### WRITTEN PROBLEM:
What follows is a listing; restate every line of it word for word.

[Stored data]
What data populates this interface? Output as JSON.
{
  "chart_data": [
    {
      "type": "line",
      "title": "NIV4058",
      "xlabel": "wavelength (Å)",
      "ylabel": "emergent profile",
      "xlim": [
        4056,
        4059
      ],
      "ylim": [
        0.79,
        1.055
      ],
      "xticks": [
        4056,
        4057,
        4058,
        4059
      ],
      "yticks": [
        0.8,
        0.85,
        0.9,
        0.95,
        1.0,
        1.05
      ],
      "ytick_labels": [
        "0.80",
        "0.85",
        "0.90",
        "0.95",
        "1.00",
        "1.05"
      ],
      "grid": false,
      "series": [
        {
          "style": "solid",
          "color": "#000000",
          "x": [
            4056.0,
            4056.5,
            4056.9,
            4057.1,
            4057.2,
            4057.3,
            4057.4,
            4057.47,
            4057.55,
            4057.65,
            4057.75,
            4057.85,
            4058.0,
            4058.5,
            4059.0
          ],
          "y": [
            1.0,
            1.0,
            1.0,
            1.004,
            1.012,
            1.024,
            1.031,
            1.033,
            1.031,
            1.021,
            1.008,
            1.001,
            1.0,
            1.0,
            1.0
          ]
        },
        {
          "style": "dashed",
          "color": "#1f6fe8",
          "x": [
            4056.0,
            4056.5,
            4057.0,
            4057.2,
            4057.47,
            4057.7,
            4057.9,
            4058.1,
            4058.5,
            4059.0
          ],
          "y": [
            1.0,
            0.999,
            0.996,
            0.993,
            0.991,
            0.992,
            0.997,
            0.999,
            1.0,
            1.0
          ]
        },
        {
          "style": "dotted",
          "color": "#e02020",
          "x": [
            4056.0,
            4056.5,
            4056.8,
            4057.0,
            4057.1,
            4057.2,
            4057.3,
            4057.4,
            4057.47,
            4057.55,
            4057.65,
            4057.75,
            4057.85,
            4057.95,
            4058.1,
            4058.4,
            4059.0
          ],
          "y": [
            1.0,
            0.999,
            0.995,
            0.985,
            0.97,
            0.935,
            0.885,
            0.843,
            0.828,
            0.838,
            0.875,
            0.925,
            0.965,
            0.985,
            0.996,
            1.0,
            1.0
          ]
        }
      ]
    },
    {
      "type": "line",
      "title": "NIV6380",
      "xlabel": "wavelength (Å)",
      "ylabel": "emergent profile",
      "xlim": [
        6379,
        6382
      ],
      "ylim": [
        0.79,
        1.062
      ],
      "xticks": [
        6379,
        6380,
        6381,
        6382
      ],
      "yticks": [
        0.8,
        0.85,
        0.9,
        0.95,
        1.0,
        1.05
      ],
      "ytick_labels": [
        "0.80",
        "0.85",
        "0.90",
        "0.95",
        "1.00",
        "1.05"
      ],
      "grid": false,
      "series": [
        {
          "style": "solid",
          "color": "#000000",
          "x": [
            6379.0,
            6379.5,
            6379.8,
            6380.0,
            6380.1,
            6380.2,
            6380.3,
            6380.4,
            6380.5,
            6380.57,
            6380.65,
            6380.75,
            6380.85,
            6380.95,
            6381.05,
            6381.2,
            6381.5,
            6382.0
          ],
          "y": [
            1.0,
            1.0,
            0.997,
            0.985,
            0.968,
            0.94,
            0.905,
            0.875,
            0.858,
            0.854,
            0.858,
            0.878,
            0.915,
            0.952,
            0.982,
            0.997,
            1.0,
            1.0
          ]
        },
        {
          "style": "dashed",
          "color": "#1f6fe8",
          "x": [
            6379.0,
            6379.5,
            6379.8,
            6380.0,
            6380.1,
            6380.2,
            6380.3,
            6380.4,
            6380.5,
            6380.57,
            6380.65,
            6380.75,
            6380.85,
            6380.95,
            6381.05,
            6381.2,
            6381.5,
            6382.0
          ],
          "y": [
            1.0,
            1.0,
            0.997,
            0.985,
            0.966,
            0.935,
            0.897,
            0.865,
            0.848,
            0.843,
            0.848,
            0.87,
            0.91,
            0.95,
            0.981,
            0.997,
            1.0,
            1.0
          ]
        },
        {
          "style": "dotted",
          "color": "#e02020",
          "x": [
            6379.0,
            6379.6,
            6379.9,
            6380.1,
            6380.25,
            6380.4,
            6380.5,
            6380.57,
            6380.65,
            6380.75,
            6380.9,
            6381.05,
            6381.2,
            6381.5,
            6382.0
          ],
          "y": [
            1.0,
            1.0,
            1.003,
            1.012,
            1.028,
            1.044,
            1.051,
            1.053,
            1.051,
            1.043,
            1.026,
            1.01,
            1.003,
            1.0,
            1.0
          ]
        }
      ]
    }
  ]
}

### EXPECTED OUTPUT:
What data populates this interface? Output as JSON.
{
  "chart_data": [
    {
      "type": "line",
      "title": "NIV4058",
      "xlabel": "wavelength (Å)",
      "ylabel": "emergent profile",
      "xlim": [
        4056,
        4059
      ],
      "ylim": [
        0.79,
        1.055
      ],
      "xticks": [
        4056,
        4057,
        4058,
        4059
      ],
      "yticks": [
        0.8,
        0.85,
        0.9,
        0.95,
        1.0,
        1.05
      ],
      "ytick_labels": [
        "0.80",
        "0.85",
        "0.90",
        "0.95",
        "1.00",
        "1.05"
      ],
      "grid": false,
      "series": [
        {
          "style": "solid",
          "color": "#000000",
          "x": [
            4056.0,
            4056.5,
            4056.9,
            4057.1,
            4057.2,
            4057.3,
            4057.4,
            4057.47,
            4057.55,
            4057.65,
            4057.75,
            4057.85,
            4058.0,
            4058.5,
            4059.0
          ],
          "y": [
            1.0,
            1.0,
            1.0,
            1.004,
            1.012,
            1.024,
            1.031,
            1.033,
            1.031,
            1.021,
            1.008,
            1.001,
            1.0,
            1.0,
            1.0
          ]
        },
        {
          "style": "dashed",
          "color": "#1f6fe8",
          "x": [
            4056.0,
            4056.5,
            4057.0,
            4057.2,
            4057.47,
            4057.7,
            4057.9,
            4058.1,
            4058.5,
            4059.0
          ],
          "y": [
            1.0,
            0.999,
            0.996,
            0.993,
            0.991,
            0.992,
            0.997,
            0.999,
            1.0,
            1.0
          ]
        },
        {
          "style": "dotted",
          "color": "#e02020",
          "x": [
            4056.0,
            4056.5,
            4056.8,
            4057.0,
            4057.1,
            4057.2,
            4057.3,
            4057.4,
            4057.47,
            4057.55,
            4057.65,
            4057.75,
            4057.85,
            4057.95,
            4058.1,
            4058.4,
            4059.0
          ],
          "y": [
            1.0,
            0.999,
            0.995,
            0.985,
            0.97,
            0.935,
            0.885,
            0.843,
            0.828,
            0.838,
            0.875,
            0.925,
            0.965,
            0.985,
            0.996,
            1.0,
            1.0
          ]
        }
      ]
    },
    {
      "type": "line",
      "title": "NIV6380",
      "xlabel": "wavelength (Å)",
      "ylabel": "emergent profile",
      "xlim": [
        6379,
        6382
      ],
      "ylim": [
        0.79,
        1.062
      ],
      "xticks": [
        6379,
        6380,
        6381,
        6382
      ],
      "yticks": [
        0.8,
        0.85,
        0.9,
        0.95,
        1.0,
        1.05
      ],
      "ytick_labels": [
        "0.80",
        "0.85",
        "0.90",
        "0.95",
        "1.00",
        "1.05"
      ],
      "grid": false,
      "series": [
        {
          "style": "solid",
          "color": "#000000",
          "x": [
            6379.0,
            6379.5,
            6379.8,
            6380.0,
            6380.1,
            6380.2,
            6380.3,
            6380.4,
            6380.5,
            6380.57,
            6380.65,
            6380.75,
            6380.85,
            6380.95,
            6381.05,
            6381.2,
            6381.5,
            6382.0
          ],
          "y": [
            1.0,
            1.0,
            0.997,
            0.985,
            0.968,
            0.94,
            0.905,
            0.875,
            0.858,
            0.854,
            0.858,
            0.878,
            0.915,
            0.952,
            0.982,
            0.997,
            1.0,
            1.0
          ]
        },
        {
          "style": "dashed",
          "color": "#1f6fe8",
          "x": [
            6379.0,
            6379.5,
            6379.8,
            6380.0,
            6380.1,
            6380.2,
            6380.3,
            6380.4,
            6380.5,
            6380.57,
            6380.65,
            6380.75,
            6380.85,
            6380.95,
            6381.05,
            6381.2,
            6381.5,
            6382.0
          ],
          "y": [
            1.0,
            1.0,
            0.997,
            0.985,
            0.966,
            0.935,
            0.897,
            0.865,
            0.848,
            0.843,
            0.848,
            0.87,
            0.91,
            0.95,
            0.981,
            0.997,
            1.0,
            1.0
          ]
        },
        {
          "style": "dotted",
          "color": "#e02020",
          "x": [
            6379.0,
            6379.6,
            6379.9,
            6380.1,
            6380.25,
            6380.4,
            6380.5,
            6380.57,
            6380.65,
            6380.75,
            6380.9,
            6381.05,
            6381.2,
            6381.5,
            6382.0
          ],
          "y": [
            1.0,
            1.0,
            1.003,
            1.012,
            1.028,
            1.044,
            1.051,
            1.053,
            1.051,
            1.043,
            1.026,
            1.01,
            1.003,
            1.0,
            1.0
          ]
        }
      ]
    }
  ]
}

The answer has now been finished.